**What the exercise asks:** From the listing below, pull out every line where the string "краёв" appears.

[Dataset items]

----------

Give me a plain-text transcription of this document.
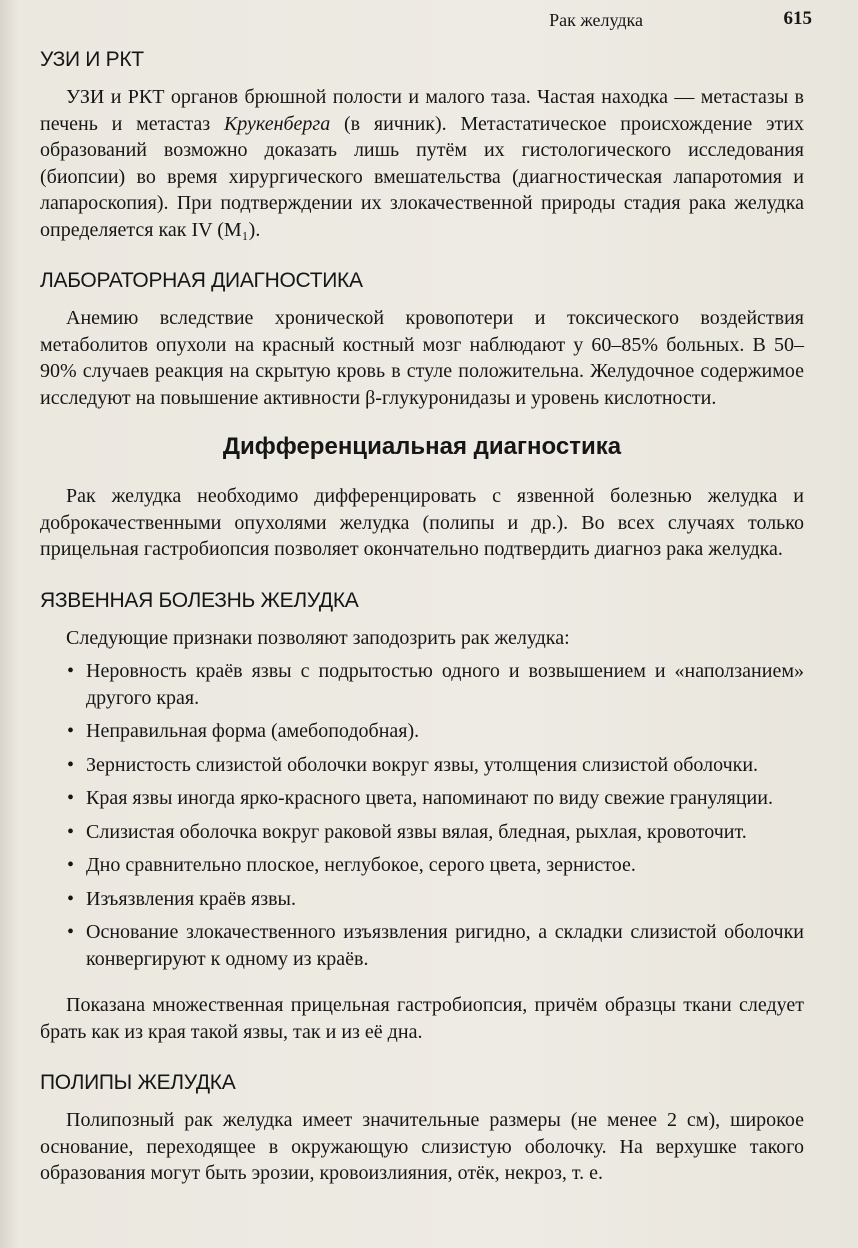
Рак желудка	615
УЗИ И РКТ

УЗИ и РКТ органов брюшной полости и малого таза. Частая находка — метастазы в печень и метастаз Крукенберга (в яичник). Метастатическое происхождение этих образований возможно доказать лишь путём их гистологического исследования (биопсии) во время хирургического вмешательства (диагностическая лапаротомия и лапароскопия). При подтверждении их злокачественной природы стадия рака желудка определяется как IV (M₁).

ЛАБОРАТОРНАЯ ДИАГНОСТИКА

Анемию вследствие хронической кровопотери и токсического воздействия метаболитов опухоли на красный костный мозг наблюдают у 60–85% больных. В 50–90% случаев реакция на скрытую кровь в стуле положительна. Желудочное содержимое исследуют на повышение активности β-глукуронидазы и уровень кислотности.

Дифференциальная диагностика

Рак желудка необходимо дифференцировать с язвенной болезнью желудка и доброкачественными опухолями желудка (полипы и др.). Во всех случаях только прицельная гастробиопсия позволяет окончательно подтвердить диагноз рака желудка.

ЯЗВЕННАЯ БОЛЕЗНЬ ЖЕЛУДКА

Следующие признаки позволяют заподозрить рак желудка:

• Неровность краёв язвы с подрытостью одного и возвышением и «наползанием» другого края.
• Неправильная форма (амебоподобная).
• Зернистость слизистой оболочки вокруг язвы, утолщения слизистой оболочки.
• Края язвы иногда ярко-красного цвета, напоминают по виду свежие грануляции.
• Слизистая оболочка вокруг раковой язвы вялая, бледная, рыхлая, кровоточит.
• Дно сравнительно плоское, неглубокое, серого цвета, зернистое.
• Изъязвления краёв язвы.
• Основание злокачественного изъязвления ригидно, а складки слизистой оболочки конвергируют к одному из краёв.

Показана множественная прицельная гастробиопсия, причём образцы ткани следует брать как из края такой язвы, так и из её дна.

ПОЛИПЫ ЖЕЛУДКА

Полипозный рак желудка имеет значительные размеры (не менее 2 см), широкое основание, переходящее в окружающую слизистую оболочку. На верхушке такого образования могут быть эрозии, кровоизлияния, отёк, некроз, т. е.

----------

**Written solution:**
• Неровность краёв язвы с подрытостью одного и возвышением и «наползанием» другого края.
• Изъязвления краёв язвы.
• Основание злокачественного изъязвления ригидно, а складки слизистой оболочки конвергируют к одному из краёв.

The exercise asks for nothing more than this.